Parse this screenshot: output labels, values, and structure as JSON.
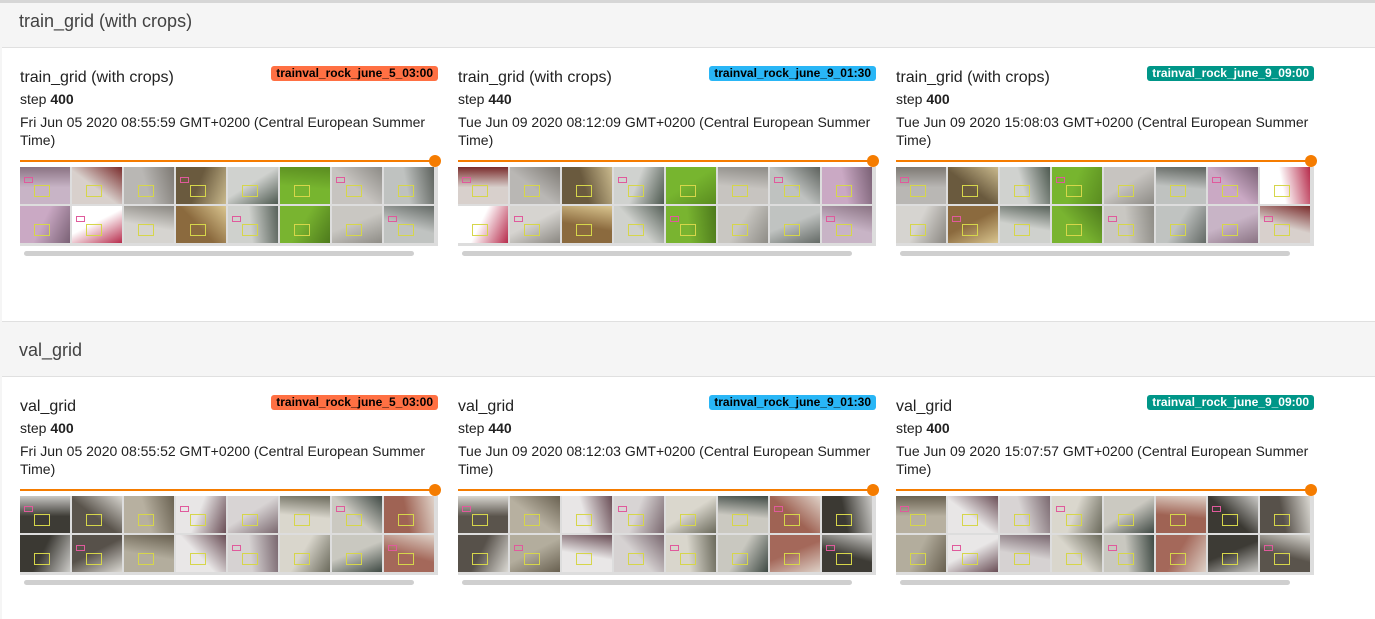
{
  "colors": {
    "accent": "#f57c00",
    "run_june_5": "#ff7043",
    "run_june_9_0130": "#29b6f6",
    "run_june_9_0900": "#009688"
  },
  "sections": [
    {
      "header": "train_grid (with crops)",
      "cards": [
        {
          "title": "train_grid (with crops)",
          "run": "trainval_rock_june_5_03:00",
          "run_color": "#ff7043",
          "run_text_color": "#000000",
          "step_label": "step",
          "step": "400",
          "time": "Fri Jun 05 2020 08:55:59 GMT+0200 (Central European Summer Time)",
          "slider_fraction": 1.0
        },
        {
          "title": "train_grid (with crops)",
          "run": "trainval_rock_june_9_01:30",
          "run_color": "#29b6f6",
          "run_text_color": "#000000",
          "step_label": "step",
          "step": "440",
          "time": "Tue Jun 09 2020 08:12:09 GMT+0200 (Central European Summer Time)",
          "slider_fraction": 1.0
        },
        {
          "title": "train_grid (with crops)",
          "run": "trainval_rock_june_9_09:00",
          "run_color": "#009688",
          "run_text_color": "#ffffff",
          "step_label": "step",
          "step": "400",
          "time": "Tue Jun 09 2020 15:08:03 GMT+0200 (Central European Summer Time)",
          "slider_fraction": 1.0
        }
      ]
    },
    {
      "header": "val_grid",
      "cards": [
        {
          "title": "val_grid",
          "run": "trainval_rock_june_5_03:00",
          "run_color": "#ff7043",
          "run_text_color": "#000000",
          "step_label": "step",
          "step": "400",
          "time": "Fri Jun 05 2020 08:55:52 GMT+0200 (Central European Summer Time)",
          "slider_fraction": 1.0
        },
        {
          "title": "val_grid",
          "run": "trainval_rock_june_9_01:30",
          "run_color": "#29b6f6",
          "run_text_color": "#000000",
          "step_label": "step",
          "step": "440",
          "time": "Tue Jun 09 2020 08:12:03 GMT+0200 (Central European Summer Time)",
          "slider_fraction": 1.0
        },
        {
          "title": "val_grid",
          "run": "trainval_rock_june_9_09:00",
          "run_color": "#009688",
          "run_text_color": "#ffffff",
          "step_label": "step",
          "step": "400",
          "time": "Tue Jun 09 2020 15:07:57 GMT+0200 (Central European Summer Time)",
          "slider_fraction": 1.0
        }
      ]
    }
  ]
}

++++++++++

Goal
None of the pictures should appear; repeat the records exactly otherwise.

Finished task
Parse this screenshot: output labels, values, and structure as JSON.
{
  "colors": {
    "accent": "#f57c00",
    "run_june_5": "#ff7043",
    "run_june_9_0130": "#29b6f6",
    "run_june_9_0900": "#009688"
  },
  "sections": [
    {
      "header": "train_grid (with crops)",
      "cards": [
        {
          "title": "train_grid (with crops)",
          "run": "trainval_rock_june_5_03:00",
          "run_color": "#ff7043",
          "run_text_color": "#000000",
          "step_label": "step",
          "step": "400",
          "time": "Fri Jun 05 2020 08:55:59 GMT+0200 (Central European Summer Time)",
          "slider_fraction": 1.0
        },
        {
          "title": "train_grid (with crops)",
          "run": "trainval_rock_june_9_01:30",
          "run_color": "#29b6f6",
          "run_text_color": "#000000",
          "step_label": "step",
          "step": "440",
          "time": "Tue Jun 09 2020 08:12:09 GMT+0200 (Central European Summer Time)",
          "slider_fraction": 1.0
        },
        {
          "title": "train_grid (with crops)",
          "run": "trainval_rock_june_9_09:00",
          "run_color": "#009688",
          "run_text_color": "#ffffff",
          "step_label": "step",
          "step": "400",
          "time": "Tue Jun 09 2020 15:08:03 GMT+0200 (Central European Summer Time)",
          "slider_fraction": 1.0
        }
      ]
    },
    {
      "header": "val_grid",
      "cards": [
        {
          "title": "val_grid",
          "run": "trainval_rock_june_5_03:00",
          "run_color": "#ff7043",
          "run_text_color": "#000000",
          "step_label": "step",
          "step": "400",
          "time": "Fri Jun 05 2020 08:55:52 GMT+0200 (Central European Summer Time)",
          "slider_fraction": 1.0
        },
        {
          "title": "val_grid",
          "run": "trainval_rock_june_9_01:30",
          "run_color": "#29b6f6",
          "run_text_color": "#000000",
          "step_label": "step",
          "step": "440",
          "time": "Tue Jun 09 2020 08:12:03 GMT+0200 (Central European Summer Time)",
          "slider_fraction": 1.0
        },
        {
          "title": "val_grid",
          "run": "trainval_rock_june_9_09:00",
          "run_color": "#009688",
          "run_text_color": "#ffffff",
          "step_label": "step",
          "step": "400",
          "time": "Tue Jun 09 2020 15:07:57 GMT+0200 (Central European Summer Time)",
          "slider_fraction": 1.0
        }
      ]
    }
  ]
}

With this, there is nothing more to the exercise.